--- 任务说明 ---
请把介绍尾调用的这段文字中的下面一句译成英文:"尾调用优化是一种编译器优化技术,它可以在某些情况下避免在函数调用时创建新的栈帧,从而减少函数调用的开销和内存消耗。"

──────── 阅读摘录

什么是Tail-call
“tail-call”(尾调用)是指一个函数在执行结束时,最后一步调用的是另一个函数,且该调用的返回值直接作为当前函数的返回值。简单来说,就是当前函数的最后一步是调用另一个函数,并将该函数的返回值返回给当前函数的调用者,而不需要在当前函数中进行其他的操作。
尾调用优化是一种编译器优化技术,它可以在某些情况下避免在函数调用时创建新的栈帧,从而减少函数调用的开销和内存消耗。这种优化通常在函数嵌套调用较深或需要进行递归计算时会带来明显的性能提升。
看一个C语言计算斐波那契数列的例子。
#include <stdint.h>
static uint64_t fib_tail(uint64_t n, uint64_t a, uint64_t b)
{
if (n == 0)
return a;
if (n == 1)
return b;
return fib_tail(n - 1, b, a + b);
}
uint64_t fib(uint64_t n)
{
return fib_tail(n, 1, 1);
}
int main()
{
int n = fib(10000000);
printf("fib(%d) is %d\n", 10000000, n);
}
使用gcc -c fib.c -o fib.o
编译,查看汇编代码(使用objdump -d fib.o
),可以看到fib函数调用fib_tail(call 0 <fib_tail>
):
0000000000000000 <fib_tail>:
0: f3 0f 1e fa endbr64
4: 55 push %rbp
5: 48 89 e5 mov %rsp,%rbp
8: 48 83 ec 20 sub $0x20,%rsp
c: 48 89 7d f8 mov %rdi,-0x8(%rbp)
10: 48 89 75 f0 mov %rsi,-0x10(%rbp)
14: 48 89 55 e8 mov %rdx,-0x18(%rbp)

────────────────
──────── 源数据

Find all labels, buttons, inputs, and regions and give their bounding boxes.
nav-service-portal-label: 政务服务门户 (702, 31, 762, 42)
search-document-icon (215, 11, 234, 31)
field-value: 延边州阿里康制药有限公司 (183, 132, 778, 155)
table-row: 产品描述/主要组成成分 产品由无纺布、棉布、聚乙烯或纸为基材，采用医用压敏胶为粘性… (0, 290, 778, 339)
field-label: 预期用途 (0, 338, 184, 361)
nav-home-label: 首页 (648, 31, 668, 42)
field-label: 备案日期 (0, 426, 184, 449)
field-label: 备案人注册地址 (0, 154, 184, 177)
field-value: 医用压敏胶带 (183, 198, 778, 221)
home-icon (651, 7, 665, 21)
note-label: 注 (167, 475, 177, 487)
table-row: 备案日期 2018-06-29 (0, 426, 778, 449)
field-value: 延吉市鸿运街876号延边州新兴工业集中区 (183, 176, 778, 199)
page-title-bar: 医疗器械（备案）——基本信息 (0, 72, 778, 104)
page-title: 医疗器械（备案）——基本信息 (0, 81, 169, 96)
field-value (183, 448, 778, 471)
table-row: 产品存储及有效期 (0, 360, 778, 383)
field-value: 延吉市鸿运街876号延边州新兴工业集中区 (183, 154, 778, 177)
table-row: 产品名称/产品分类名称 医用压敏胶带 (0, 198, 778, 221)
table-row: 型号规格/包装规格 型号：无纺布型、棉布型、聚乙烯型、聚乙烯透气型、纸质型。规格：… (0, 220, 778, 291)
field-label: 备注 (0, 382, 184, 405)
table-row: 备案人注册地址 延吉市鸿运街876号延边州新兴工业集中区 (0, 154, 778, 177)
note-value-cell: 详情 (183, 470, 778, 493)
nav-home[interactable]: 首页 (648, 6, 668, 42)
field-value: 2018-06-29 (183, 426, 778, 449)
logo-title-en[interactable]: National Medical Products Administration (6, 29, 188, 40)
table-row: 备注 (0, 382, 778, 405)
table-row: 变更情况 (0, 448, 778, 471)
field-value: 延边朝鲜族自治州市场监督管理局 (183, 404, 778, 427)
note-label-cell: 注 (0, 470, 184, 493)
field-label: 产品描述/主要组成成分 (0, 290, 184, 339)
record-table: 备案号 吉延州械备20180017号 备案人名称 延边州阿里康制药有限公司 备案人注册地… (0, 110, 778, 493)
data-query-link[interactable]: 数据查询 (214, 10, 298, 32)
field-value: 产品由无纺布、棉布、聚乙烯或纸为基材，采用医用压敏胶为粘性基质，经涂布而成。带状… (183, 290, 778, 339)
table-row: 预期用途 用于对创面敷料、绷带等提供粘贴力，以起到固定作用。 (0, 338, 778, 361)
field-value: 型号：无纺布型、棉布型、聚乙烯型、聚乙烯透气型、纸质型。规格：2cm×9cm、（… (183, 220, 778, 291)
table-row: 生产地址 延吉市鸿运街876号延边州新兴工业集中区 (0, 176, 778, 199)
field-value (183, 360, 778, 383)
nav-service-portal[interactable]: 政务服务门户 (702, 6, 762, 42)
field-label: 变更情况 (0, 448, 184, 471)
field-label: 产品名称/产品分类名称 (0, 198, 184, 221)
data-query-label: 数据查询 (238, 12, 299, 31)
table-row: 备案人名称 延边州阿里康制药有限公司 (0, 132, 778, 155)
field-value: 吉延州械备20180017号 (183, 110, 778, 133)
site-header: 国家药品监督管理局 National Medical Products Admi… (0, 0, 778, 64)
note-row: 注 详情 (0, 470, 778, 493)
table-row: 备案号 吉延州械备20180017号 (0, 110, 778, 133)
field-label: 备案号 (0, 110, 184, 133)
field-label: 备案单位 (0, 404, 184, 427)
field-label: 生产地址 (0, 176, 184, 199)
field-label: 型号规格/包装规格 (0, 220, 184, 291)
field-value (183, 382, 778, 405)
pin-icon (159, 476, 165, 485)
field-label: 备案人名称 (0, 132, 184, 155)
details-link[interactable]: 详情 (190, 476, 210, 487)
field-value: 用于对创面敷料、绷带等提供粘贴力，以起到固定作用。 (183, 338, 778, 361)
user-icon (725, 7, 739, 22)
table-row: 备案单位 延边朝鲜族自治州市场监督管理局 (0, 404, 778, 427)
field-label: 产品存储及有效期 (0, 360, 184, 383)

────────────────

--- 练习结果 ---
Tail-call optimization is a compiler optimization technique that, in certain cases, avoids creating a new stack frame when a function is called, thereby reducing the overhead and memory consumption of function calls.